§ EXERCISE
Copy out each line of the data that holds the word "Contribución".

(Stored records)
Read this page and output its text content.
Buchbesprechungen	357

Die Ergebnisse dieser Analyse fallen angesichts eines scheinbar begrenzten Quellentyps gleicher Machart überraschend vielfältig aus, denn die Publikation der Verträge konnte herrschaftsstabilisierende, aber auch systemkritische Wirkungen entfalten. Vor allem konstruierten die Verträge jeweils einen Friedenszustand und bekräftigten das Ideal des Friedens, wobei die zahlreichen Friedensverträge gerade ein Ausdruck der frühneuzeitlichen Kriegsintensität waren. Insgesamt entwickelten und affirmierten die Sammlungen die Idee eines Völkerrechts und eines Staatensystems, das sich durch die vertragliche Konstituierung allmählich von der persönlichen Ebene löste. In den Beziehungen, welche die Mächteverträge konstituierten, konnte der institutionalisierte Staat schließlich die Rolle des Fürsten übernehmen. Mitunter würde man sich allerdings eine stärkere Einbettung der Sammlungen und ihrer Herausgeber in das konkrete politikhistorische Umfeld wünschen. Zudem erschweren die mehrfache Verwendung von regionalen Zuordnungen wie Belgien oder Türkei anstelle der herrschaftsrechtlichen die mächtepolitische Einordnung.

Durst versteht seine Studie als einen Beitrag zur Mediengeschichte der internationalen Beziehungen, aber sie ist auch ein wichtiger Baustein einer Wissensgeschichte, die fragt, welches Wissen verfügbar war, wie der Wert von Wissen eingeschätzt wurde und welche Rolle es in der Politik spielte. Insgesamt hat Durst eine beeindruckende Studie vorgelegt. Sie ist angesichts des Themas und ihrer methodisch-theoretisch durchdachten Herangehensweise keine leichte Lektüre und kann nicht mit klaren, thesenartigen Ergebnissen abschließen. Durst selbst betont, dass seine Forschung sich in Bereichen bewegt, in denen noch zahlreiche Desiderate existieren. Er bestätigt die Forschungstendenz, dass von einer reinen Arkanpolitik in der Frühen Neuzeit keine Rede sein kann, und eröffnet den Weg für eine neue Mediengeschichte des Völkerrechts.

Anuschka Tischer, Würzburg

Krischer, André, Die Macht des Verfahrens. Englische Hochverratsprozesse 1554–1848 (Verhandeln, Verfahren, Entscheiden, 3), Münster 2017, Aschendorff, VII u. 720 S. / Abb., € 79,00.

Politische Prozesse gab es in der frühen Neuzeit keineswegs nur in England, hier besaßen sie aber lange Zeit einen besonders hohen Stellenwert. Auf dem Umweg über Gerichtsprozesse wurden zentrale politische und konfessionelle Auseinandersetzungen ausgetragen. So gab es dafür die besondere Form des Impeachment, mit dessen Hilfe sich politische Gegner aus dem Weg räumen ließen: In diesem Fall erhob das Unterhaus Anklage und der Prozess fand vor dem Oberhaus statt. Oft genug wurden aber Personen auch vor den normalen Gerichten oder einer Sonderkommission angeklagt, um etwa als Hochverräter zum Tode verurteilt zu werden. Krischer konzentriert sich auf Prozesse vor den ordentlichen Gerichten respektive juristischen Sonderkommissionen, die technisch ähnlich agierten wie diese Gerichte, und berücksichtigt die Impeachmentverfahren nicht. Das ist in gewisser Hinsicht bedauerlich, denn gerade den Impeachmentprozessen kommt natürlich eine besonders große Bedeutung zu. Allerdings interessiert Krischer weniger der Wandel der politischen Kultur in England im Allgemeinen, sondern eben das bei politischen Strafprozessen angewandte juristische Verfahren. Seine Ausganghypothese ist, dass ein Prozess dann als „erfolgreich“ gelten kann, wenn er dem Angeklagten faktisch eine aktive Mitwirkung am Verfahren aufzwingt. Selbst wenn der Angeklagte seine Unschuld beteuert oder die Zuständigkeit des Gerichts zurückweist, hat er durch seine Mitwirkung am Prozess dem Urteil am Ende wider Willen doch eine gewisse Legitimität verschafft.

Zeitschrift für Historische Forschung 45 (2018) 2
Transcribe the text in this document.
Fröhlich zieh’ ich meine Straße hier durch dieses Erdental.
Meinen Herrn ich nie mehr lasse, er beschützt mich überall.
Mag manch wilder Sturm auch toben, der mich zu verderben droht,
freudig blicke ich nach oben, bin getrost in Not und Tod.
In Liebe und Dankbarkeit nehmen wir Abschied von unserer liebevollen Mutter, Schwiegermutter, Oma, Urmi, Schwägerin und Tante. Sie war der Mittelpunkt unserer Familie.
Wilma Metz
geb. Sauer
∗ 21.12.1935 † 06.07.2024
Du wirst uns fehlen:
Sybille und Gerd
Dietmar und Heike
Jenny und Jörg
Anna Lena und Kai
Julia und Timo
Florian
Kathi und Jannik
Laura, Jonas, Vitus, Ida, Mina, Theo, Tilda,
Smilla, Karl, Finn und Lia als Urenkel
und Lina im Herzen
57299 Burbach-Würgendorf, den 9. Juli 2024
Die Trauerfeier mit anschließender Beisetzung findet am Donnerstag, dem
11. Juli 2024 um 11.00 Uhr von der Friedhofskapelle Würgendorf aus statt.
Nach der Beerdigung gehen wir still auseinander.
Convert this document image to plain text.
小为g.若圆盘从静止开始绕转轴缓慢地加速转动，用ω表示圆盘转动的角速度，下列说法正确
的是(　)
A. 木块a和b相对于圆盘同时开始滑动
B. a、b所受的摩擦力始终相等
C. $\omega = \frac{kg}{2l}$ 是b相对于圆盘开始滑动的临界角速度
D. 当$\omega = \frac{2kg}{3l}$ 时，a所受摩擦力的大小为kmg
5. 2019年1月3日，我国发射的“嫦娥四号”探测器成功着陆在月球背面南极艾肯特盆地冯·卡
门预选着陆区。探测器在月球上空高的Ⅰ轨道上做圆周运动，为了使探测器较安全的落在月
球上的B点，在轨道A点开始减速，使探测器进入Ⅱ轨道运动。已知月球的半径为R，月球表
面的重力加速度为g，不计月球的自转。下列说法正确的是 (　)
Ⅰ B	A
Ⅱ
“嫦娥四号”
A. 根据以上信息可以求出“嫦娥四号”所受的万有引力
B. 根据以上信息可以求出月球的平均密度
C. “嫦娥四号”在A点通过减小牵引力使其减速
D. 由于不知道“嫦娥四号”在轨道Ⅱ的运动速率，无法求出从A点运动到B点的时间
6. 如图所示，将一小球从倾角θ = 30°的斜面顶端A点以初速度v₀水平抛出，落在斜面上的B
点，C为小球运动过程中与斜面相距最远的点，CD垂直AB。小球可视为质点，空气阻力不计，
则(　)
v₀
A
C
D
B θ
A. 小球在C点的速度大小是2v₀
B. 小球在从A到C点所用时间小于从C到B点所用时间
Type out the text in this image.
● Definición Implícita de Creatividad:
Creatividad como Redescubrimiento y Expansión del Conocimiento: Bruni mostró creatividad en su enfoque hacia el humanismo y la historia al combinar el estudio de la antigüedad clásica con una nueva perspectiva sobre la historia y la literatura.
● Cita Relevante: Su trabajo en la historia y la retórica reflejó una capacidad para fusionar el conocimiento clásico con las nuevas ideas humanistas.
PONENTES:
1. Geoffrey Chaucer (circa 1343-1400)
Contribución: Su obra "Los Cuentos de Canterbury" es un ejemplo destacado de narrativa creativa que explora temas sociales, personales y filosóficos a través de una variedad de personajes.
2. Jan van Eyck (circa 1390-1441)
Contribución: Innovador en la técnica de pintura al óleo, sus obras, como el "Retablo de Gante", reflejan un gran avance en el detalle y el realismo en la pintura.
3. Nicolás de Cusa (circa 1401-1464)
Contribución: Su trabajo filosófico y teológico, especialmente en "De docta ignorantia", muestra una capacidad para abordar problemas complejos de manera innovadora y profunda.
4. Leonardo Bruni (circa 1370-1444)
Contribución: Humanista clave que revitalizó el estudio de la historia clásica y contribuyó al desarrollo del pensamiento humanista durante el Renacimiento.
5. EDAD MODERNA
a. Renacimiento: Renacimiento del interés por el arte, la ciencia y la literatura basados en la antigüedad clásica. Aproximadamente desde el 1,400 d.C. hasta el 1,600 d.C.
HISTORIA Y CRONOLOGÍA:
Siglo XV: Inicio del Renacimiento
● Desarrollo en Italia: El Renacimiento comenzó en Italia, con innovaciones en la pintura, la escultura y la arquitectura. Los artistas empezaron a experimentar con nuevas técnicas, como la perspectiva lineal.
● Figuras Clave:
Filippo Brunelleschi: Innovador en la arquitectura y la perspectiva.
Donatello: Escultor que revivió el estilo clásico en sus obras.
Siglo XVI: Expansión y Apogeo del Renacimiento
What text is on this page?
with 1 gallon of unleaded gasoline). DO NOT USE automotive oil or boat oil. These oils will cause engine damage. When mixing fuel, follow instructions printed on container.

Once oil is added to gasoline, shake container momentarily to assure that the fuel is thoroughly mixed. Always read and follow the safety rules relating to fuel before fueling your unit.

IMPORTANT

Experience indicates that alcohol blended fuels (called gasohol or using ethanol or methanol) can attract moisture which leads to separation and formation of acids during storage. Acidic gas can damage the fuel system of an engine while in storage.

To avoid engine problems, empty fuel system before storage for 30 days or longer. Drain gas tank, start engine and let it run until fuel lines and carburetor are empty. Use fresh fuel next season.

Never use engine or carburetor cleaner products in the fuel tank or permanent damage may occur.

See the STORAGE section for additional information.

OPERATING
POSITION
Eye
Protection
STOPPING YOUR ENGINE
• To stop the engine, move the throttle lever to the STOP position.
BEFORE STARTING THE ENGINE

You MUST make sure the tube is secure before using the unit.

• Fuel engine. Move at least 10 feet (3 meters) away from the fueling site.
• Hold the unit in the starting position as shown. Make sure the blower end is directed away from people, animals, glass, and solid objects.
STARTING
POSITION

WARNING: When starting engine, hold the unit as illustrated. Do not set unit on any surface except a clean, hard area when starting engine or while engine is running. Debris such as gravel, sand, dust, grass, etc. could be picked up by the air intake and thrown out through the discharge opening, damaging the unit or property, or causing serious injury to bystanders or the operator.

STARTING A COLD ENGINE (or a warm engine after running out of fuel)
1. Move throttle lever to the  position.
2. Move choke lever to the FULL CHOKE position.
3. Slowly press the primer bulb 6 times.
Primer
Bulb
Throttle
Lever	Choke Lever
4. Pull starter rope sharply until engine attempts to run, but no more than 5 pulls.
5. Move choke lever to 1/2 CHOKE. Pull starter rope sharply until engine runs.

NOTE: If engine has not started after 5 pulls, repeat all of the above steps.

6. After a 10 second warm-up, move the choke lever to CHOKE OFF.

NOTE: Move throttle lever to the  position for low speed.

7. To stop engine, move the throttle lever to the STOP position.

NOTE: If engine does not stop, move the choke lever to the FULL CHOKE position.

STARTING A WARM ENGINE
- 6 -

§ THE RESULT
Contribución: Su obra "Los Cuentos de Canterbury" es un ejemplo destacado de narrativa creativa que explora temas sociales, personales y filosóficos a través de una variedad de personajes.
Contribución: Innovador en la técnica de pintura al óleo, sus obras, como el "Retablo de Gante", reflejan un gran avance en el detalle y el realismo en la pintura.
Contribución: Su trabajo filosófico y teológico, especialmente en "De docta ignorantia", muestra una capacidad para abordar problemas complejos de manera innovadora y profunda.
Contribución: Humanista clave que revitalizó el estudio de la historia clásica y contribuyó al desarrollo del pensamiento humanista durante el Renacimiento.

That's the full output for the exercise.